* [SET PROBLEM]: Switch each "Rh+" in the lines that follow to "Rh positive", and leave everything else unchanged.

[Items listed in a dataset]

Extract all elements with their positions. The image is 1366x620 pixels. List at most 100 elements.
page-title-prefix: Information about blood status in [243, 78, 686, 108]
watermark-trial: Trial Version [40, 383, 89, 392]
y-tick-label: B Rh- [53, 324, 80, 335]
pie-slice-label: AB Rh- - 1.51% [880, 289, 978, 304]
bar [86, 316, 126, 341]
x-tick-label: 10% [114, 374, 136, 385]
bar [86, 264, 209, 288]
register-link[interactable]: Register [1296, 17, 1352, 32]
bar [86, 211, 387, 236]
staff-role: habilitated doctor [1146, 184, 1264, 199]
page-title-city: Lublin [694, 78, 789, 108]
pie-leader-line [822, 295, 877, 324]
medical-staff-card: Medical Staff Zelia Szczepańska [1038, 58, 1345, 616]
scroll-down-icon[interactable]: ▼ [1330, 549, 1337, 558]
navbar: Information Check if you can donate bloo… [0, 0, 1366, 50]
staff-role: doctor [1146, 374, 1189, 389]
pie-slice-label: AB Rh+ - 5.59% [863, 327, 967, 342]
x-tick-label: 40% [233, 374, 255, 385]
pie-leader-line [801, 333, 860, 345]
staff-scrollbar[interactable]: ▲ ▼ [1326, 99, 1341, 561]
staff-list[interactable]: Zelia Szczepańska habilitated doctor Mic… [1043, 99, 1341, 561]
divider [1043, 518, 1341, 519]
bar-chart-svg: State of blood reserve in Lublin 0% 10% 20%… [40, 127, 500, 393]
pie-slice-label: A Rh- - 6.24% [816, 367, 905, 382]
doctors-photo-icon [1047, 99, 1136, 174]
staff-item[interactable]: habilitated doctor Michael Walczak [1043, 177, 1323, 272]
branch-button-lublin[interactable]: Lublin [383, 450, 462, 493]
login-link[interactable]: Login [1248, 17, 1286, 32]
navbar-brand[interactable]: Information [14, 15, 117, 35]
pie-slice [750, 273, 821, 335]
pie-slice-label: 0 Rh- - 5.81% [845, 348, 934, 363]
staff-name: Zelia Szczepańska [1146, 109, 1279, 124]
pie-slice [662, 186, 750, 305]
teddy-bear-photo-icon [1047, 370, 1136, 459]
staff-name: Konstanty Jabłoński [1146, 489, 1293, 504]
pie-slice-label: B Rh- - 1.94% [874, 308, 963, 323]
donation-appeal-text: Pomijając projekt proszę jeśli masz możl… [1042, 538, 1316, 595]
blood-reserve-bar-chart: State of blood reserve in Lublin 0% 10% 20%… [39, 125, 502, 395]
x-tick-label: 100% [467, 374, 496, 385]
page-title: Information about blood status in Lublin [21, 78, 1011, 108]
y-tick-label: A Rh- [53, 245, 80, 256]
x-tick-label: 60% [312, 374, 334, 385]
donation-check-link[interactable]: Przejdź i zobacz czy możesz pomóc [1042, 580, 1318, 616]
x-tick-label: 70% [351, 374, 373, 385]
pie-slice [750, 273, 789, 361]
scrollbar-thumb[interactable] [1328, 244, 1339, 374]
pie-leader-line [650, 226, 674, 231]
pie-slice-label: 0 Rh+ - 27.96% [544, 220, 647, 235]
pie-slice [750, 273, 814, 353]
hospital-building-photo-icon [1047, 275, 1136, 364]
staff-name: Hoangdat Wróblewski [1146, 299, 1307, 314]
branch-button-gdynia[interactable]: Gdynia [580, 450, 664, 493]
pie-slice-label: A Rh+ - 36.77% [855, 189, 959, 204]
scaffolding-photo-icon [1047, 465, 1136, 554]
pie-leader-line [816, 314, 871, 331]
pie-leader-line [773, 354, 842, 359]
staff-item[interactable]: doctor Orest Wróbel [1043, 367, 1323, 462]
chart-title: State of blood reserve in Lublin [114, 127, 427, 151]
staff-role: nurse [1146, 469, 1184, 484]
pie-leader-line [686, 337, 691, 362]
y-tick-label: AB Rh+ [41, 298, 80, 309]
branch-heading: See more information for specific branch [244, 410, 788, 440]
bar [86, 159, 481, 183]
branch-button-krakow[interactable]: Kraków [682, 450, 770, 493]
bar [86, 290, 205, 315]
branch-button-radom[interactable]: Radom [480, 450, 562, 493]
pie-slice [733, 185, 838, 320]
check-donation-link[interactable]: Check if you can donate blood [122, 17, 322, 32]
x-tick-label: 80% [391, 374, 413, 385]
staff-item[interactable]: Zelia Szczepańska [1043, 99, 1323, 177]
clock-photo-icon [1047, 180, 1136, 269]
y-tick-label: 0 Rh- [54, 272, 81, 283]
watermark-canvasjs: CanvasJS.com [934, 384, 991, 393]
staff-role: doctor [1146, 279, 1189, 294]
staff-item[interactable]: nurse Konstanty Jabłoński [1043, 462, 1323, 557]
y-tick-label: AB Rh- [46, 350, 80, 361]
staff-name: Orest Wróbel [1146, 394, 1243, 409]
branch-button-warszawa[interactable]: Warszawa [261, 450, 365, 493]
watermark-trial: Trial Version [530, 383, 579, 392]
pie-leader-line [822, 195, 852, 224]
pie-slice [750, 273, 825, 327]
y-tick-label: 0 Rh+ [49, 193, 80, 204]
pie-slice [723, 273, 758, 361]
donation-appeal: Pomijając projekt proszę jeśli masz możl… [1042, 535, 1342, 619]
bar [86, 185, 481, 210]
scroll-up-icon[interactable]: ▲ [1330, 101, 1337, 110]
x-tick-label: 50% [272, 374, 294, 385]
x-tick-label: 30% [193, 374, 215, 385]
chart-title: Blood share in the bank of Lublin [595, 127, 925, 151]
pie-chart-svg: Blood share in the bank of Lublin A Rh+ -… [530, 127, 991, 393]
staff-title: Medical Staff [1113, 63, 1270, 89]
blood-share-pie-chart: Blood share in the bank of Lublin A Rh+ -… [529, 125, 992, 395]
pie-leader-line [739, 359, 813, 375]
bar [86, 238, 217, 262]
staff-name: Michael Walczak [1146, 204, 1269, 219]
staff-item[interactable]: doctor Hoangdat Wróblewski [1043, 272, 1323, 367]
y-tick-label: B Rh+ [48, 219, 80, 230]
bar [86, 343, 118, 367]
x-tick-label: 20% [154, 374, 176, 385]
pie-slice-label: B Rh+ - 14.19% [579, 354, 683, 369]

* [WRITTEN SOLUTION]:
Extract all elements with their positions. The image is 1366x620 pixels. List at most 100 elements.
page-title-prefix: Information about blood status in [243, 78, 686, 108]
watermark-trial: Trial Version [40, 383, 89, 392]
y-tick-label: B Rh- [53, 324, 80, 335]
pie-slice-label: AB Rh- - 1.51% [880, 289, 978, 304]
bar [86, 316, 126, 341]
x-tick-label: 10% [114, 374, 136, 385]
bar [86, 264, 209, 288]
register-link[interactable]: Register [1296, 17, 1352, 32]
bar [86, 211, 387, 236]
staff-role: habilitated doctor [1146, 184, 1264, 199]
page-title-city: Lublin [694, 78, 789, 108]
pie-leader-line [822, 295, 877, 324]
medical-staff-card: Medical Staff Zelia Szczepańska [1038, 58, 1345, 616]
scroll-down-icon[interactable]: ▼ [1330, 549, 1337, 558]
navbar: Information Check if you can donate bloo… [0, 0, 1366, 50]
staff-role: doctor [1146, 374, 1189, 389]
pie-slice-label: AB Rh positive - 5.59% [863, 327, 967, 342]
x-tick-label: 40% [233, 374, 255, 385]
pie-leader-line [801, 333, 860, 345]
staff-scrollbar[interactable]: ▲ ▼ [1326, 99, 1341, 561]
staff-list[interactable]: Zelia Szczepańska habilitated doctor Mic… [1043, 99, 1341, 561]
divider [1043, 518, 1341, 519]
bar-chart-svg: State of blood reserve in Lublin 0% 10% 20%… [40, 127, 500, 393]
pie-slice-label: A Rh- - 6.24% [816, 367, 905, 382]
doctors-photo-icon [1047, 99, 1136, 174]
staff-item[interactable]: habilitated doctor Michael Walczak [1043, 177, 1323, 272]
branch-button-lublin[interactable]: Lublin [383, 450, 462, 493]
login-link[interactable]: Login [1248, 17, 1286, 32]
navbar-brand[interactable]: Information [14, 15, 117, 35]
pie-slice [750, 273, 821, 335]
pie-slice-label: 0 Rh- - 5.81% [845, 348, 934, 363]
staff-name: Zelia Szczepańska [1146, 109, 1279, 124]
pie-slice [662, 186, 750, 305]
teddy-bear-photo-icon [1047, 370, 1136, 459]
staff-name: Konstanty Jabłoński [1146, 489, 1293, 504]
pie-slice-label: B Rh- - 1.94% [874, 308, 963, 323]
donation-appeal-text: Pomijając projekt proszę jeśli masz możl… [1042, 538, 1316, 595]
blood-reserve-bar-chart: State of blood reserve in Lublin 0% 10% 20%… [39, 125, 502, 395]
x-tick-label: 100% [467, 374, 496, 385]
page-title: Information about blood status in Lublin [21, 78, 1011, 108]
y-tick-label: A Rh- [53, 245, 80, 256]
x-tick-label: 60% [312, 374, 334, 385]
donation-check-link[interactable]: Przejdź i zobacz czy możesz pomóc [1042, 580, 1318, 616]
x-tick-label: 70% [351, 374, 373, 385]
pie-slice [750, 273, 789, 361]
scrollbar-thumb[interactable] [1328, 244, 1339, 374]
pie-leader-line [650, 226, 674, 231]
pie-slice-label: 0 Rh positive - 27.96% [544, 220, 647, 235]
pie-slice [750, 273, 814, 353]
hospital-building-photo-icon [1047, 275, 1136, 364]
staff-name: Hoangdat Wróblewski [1146, 299, 1307, 314]
branch-button-gdynia[interactable]: Gdynia [580, 450, 664, 493]
pie-slice-label: A Rh positive - 36.77% [855, 189, 959, 204]
scaffolding-photo-icon [1047, 465, 1136, 554]
pie-leader-line [816, 314, 871, 331]
pie-leader-line [773, 354, 842, 359]
staff-item[interactable]: doctor Orest Wróbel [1043, 367, 1323, 462]
chart-title: State of blood reserve in Lublin [114, 127, 427, 151]
staff-role: nurse [1146, 469, 1184, 484]
pie-leader-line [686, 337, 691, 362]
y-tick-label: AB Rh positive [41, 298, 80, 309]
branch-heading: See more information for specific branch [244, 410, 788, 440]
bar [86, 159, 481, 183]
branch-button-krakow[interactable]: Kraków [682, 450, 770, 493]
bar [86, 290, 205, 315]
branch-button-radom[interactable]: Radom [480, 450, 562, 493]
pie-slice [733, 185, 838, 320]
check-donation-link[interactable]: Check if you can donate blood [122, 17, 322, 32]
x-tick-label: 80% [391, 374, 413, 385]
staff-item[interactable]: Zelia Szczepańska [1043, 99, 1323, 177]
clock-photo-icon [1047, 180, 1136, 269]
y-tick-label: 0 Rh- [54, 272, 81, 283]
watermark-canvasjs: CanvasJS.com [934, 384, 991, 393]
staff-role: doctor [1146, 279, 1189, 294]
staff-item[interactable]: nurse Konstanty Jabłoński [1043, 462, 1323, 557]
y-tick-label: AB Rh- [46, 350, 80, 361]
staff-name: Orest Wróbel [1146, 394, 1243, 409]
branch-button-warszawa[interactable]: Warszawa [261, 450, 365, 493]
watermark-trial: Trial Version [530, 383, 579, 392]
pie-leader-line [822, 195, 852, 224]
pie-slice [750, 273, 825, 327]
y-tick-label: 0 Rh positive [49, 193, 80, 204]
pie-slice [723, 273, 758, 361]
donation-appeal: Pomijając projekt proszę jeśli masz możl… [1042, 535, 1342, 619]
bar [86, 185, 481, 210]
scroll-up-icon[interactable]: ▲ [1330, 101, 1337, 110]
x-tick-label: 50% [272, 374, 294, 385]
x-tick-label: 30% [193, 374, 215, 385]
chart-title: Blood share in the bank of Lublin [595, 127, 925, 151]
pie-chart-svg: Blood share in the bank of Lublin A Rh positive -… [530, 127, 991, 393]
staff-title: Medical Staff [1113, 63, 1270, 89]
blood-share-pie-chart: Blood share in the bank of Lublin A Rh positive -… [529, 125, 992, 395]
pie-leader-line [739, 359, 813, 375]
bar [86, 238, 217, 262]
staff-name: Michael Walczak [1146, 204, 1269, 219]
staff-item[interactable]: doctor Hoangdat Wróblewski [1043, 272, 1323, 367]
y-tick-label: B Rh positive [48, 219, 80, 230]
bar [86, 343, 118, 367]
x-tick-label: 20% [154, 374, 176, 385]
pie-slice-label: B Rh positive - 14.19% [579, 354, 683, 369]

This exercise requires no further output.